**What is required:** Each line containing the word "title" must be reported.

───── Records

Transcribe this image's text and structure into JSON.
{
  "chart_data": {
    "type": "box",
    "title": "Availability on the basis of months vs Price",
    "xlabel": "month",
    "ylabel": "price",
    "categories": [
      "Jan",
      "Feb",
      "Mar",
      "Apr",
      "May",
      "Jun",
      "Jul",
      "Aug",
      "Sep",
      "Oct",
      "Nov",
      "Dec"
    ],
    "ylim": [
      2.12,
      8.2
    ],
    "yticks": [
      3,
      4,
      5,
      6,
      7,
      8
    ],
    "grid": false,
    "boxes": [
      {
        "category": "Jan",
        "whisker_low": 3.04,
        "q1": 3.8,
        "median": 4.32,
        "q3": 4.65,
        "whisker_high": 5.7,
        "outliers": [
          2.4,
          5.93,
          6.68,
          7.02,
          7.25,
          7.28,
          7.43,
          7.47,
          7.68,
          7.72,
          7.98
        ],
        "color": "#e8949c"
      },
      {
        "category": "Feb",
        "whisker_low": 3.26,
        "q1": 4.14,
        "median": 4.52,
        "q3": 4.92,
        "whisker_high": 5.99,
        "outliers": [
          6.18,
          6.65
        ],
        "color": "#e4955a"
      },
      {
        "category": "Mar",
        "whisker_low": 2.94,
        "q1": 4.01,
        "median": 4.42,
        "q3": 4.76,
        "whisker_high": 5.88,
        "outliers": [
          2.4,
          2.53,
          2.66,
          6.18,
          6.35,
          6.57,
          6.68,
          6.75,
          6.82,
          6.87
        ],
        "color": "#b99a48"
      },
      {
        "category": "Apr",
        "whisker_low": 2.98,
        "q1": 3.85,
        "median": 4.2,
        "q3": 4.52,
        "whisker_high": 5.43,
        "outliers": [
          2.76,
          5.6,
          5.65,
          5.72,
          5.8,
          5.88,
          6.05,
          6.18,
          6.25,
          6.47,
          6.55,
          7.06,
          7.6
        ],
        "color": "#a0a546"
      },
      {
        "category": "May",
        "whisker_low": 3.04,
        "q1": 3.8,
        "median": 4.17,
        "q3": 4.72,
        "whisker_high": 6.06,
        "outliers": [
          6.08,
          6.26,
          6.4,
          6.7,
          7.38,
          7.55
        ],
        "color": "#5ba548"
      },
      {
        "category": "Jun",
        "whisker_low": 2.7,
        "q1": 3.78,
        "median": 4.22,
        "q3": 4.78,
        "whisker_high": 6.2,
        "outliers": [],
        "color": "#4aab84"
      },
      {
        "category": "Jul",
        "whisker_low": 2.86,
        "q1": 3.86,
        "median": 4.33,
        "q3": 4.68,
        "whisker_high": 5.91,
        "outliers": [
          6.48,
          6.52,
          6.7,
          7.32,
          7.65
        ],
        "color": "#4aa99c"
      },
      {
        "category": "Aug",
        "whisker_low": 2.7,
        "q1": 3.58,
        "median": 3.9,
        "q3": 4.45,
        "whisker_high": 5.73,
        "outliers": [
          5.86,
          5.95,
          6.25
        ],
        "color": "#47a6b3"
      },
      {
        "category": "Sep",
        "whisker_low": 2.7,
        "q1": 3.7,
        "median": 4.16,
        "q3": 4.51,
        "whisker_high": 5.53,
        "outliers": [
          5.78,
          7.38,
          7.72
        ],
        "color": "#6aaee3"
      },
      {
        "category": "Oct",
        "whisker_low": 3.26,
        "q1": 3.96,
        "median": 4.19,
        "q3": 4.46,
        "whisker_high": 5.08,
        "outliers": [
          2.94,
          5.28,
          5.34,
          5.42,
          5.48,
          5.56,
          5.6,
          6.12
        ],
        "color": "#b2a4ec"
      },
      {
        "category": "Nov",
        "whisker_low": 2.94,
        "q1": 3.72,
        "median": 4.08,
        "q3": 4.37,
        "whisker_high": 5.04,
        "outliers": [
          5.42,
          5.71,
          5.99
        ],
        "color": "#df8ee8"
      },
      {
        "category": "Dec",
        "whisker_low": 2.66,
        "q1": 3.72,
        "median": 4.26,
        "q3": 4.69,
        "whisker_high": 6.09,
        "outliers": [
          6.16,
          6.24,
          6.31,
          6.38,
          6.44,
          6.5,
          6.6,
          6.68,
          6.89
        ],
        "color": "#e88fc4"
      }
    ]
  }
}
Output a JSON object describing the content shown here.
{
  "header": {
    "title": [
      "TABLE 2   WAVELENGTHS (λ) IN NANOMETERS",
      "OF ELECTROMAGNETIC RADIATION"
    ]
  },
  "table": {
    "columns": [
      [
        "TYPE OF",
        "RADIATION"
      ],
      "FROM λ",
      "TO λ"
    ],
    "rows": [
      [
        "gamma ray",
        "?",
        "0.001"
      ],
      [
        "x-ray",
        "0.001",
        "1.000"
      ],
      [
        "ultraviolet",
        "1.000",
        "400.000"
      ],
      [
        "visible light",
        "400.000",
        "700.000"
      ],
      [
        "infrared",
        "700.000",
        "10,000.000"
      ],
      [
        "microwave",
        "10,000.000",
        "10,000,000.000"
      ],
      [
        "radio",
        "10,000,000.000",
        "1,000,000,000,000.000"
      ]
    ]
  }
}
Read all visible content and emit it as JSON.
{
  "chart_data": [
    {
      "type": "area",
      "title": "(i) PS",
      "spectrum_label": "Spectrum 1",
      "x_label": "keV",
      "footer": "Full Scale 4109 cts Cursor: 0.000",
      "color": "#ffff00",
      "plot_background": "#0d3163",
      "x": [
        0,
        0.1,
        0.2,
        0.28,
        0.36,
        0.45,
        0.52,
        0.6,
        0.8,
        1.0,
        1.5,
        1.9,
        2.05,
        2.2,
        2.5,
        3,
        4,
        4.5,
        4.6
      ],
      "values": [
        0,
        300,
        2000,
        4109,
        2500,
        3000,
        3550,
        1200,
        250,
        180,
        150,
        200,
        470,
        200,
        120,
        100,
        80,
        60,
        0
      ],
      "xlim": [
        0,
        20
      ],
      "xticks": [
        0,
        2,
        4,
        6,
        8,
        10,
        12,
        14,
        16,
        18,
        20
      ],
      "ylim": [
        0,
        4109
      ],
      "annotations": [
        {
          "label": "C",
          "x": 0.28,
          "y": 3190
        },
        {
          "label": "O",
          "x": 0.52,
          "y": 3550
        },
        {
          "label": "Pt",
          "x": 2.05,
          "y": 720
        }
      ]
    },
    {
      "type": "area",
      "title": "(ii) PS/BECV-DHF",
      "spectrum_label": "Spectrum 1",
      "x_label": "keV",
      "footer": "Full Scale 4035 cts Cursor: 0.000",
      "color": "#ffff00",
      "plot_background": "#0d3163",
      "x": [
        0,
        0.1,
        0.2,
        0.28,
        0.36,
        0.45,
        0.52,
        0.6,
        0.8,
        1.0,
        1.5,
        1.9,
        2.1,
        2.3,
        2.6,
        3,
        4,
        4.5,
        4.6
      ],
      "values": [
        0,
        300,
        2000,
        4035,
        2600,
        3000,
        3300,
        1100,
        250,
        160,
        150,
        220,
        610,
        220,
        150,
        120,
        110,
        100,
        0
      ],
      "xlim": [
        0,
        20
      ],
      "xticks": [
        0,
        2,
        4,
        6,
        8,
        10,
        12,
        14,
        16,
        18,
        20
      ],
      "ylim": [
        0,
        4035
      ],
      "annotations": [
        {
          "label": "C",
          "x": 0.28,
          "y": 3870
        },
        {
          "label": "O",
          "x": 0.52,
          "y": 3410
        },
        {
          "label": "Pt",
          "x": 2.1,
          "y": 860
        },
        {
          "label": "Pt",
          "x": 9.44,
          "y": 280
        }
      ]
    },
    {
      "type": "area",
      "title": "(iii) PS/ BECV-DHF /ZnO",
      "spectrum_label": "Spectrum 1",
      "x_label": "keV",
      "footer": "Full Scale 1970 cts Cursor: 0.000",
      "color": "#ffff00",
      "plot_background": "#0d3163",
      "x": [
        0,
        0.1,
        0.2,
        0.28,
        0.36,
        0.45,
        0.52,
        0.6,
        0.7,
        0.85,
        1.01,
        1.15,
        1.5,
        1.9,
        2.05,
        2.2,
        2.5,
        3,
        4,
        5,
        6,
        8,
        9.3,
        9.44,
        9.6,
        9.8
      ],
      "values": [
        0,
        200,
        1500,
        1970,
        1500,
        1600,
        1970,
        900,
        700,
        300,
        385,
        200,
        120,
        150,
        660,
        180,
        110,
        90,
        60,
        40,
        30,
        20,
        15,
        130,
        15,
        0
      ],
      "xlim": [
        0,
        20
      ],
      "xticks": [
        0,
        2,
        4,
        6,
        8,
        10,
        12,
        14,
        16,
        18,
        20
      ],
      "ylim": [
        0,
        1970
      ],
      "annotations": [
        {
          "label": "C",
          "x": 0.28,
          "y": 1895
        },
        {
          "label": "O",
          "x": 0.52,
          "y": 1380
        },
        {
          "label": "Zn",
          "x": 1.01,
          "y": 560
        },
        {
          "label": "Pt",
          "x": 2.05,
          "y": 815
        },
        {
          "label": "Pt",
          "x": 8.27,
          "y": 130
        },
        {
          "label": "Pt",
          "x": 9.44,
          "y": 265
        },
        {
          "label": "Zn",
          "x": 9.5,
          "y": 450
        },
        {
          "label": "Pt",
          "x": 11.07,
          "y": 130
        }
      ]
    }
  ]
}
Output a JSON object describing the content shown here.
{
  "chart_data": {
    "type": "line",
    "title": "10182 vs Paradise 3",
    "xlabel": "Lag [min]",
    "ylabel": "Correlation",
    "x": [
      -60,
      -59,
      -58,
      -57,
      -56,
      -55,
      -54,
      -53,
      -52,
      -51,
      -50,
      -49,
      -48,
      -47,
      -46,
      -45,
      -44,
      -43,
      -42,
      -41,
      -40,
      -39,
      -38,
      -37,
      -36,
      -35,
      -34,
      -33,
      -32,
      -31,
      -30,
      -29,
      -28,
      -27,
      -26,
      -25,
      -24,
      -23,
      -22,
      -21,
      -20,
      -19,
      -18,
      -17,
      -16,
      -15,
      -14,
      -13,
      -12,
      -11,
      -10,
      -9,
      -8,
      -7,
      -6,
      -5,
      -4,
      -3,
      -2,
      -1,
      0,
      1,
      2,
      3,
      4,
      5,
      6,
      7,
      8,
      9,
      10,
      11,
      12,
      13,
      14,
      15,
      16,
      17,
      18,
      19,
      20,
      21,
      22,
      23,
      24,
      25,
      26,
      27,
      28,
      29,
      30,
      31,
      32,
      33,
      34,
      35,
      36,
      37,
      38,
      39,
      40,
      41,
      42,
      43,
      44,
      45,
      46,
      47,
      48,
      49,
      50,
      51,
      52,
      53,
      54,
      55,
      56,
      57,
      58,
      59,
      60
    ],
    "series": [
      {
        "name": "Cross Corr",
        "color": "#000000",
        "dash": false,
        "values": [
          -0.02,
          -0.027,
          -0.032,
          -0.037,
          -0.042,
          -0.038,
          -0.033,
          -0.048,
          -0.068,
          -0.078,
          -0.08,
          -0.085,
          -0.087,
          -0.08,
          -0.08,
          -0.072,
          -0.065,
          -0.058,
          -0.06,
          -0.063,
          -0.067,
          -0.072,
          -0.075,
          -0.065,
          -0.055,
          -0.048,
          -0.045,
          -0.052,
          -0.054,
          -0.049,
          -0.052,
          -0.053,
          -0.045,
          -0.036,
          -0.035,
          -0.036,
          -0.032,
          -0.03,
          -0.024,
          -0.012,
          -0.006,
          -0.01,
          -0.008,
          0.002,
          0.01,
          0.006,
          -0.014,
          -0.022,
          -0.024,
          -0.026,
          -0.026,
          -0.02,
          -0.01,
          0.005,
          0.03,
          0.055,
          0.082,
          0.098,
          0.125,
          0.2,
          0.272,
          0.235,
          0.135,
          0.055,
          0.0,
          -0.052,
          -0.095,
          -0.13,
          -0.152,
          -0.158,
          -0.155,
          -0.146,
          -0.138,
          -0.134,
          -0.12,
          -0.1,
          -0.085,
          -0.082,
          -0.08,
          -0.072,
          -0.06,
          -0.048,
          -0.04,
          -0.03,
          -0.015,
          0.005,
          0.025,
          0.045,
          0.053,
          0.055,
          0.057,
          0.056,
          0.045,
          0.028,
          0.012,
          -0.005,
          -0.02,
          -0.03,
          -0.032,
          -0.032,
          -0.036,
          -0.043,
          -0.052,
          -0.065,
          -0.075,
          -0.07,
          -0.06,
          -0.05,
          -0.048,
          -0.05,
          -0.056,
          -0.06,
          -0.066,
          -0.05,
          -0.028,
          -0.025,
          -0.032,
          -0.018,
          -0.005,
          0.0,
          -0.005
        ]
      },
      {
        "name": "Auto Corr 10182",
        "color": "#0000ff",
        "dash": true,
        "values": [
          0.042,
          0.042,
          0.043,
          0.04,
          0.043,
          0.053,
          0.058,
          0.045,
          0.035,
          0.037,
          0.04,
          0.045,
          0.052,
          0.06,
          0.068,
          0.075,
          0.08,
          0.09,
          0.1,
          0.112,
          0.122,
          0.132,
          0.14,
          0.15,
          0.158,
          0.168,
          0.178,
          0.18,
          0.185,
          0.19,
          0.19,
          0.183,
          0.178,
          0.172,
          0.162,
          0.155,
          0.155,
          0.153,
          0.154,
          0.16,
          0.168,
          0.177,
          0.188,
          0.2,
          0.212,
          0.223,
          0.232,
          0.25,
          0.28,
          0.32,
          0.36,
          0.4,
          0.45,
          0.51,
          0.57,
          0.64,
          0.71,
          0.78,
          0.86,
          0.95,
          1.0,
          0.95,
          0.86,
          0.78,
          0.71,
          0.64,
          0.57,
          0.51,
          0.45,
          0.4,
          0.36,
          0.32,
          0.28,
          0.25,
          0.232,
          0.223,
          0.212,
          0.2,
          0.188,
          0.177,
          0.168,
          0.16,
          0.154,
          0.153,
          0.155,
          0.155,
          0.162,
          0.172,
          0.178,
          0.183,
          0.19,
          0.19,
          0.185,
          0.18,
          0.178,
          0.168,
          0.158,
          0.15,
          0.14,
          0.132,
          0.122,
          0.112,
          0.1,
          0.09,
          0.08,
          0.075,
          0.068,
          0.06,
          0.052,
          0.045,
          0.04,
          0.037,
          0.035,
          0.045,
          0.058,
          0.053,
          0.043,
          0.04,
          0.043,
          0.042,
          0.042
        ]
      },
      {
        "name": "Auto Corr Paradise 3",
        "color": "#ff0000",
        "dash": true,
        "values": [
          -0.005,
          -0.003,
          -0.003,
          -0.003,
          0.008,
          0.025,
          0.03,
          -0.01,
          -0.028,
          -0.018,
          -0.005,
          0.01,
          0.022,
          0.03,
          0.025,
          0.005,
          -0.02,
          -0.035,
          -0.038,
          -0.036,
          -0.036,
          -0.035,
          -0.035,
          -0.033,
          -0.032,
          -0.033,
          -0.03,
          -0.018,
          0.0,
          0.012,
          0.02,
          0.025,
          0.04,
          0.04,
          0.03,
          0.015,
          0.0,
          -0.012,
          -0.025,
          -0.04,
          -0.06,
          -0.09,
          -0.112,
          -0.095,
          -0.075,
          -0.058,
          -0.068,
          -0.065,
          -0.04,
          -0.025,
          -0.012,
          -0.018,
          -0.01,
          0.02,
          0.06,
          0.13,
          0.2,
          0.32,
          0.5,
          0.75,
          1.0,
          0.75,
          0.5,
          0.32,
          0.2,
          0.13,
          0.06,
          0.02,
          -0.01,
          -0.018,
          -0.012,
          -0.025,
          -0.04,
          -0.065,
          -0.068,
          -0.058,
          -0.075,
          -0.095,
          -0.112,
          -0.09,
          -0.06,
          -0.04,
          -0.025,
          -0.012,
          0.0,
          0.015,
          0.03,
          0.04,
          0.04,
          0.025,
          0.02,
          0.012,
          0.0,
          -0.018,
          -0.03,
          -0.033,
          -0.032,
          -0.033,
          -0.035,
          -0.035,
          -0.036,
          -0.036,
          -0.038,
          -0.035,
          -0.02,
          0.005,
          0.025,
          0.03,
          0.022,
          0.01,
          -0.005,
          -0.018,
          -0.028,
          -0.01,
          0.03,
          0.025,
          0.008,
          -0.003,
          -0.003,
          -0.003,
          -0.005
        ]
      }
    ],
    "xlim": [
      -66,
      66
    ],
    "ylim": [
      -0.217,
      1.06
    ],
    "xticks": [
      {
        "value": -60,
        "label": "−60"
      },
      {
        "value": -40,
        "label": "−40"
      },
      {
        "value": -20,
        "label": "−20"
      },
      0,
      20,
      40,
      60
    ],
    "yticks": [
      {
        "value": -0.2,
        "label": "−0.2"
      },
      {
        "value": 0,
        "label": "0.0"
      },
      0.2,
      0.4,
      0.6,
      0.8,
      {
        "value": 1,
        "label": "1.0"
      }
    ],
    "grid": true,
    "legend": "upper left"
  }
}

──────────

**Correct answer:**
    "title": "Availability on the basis of months vs Price",
    "title": [
      "title": "(i) PS",
      "title": "(ii) PS/BECV-DHF",
      "title": "(iii) PS/ BECV-DHF /ZnO",
    "title": "10182 vs Paradise 3",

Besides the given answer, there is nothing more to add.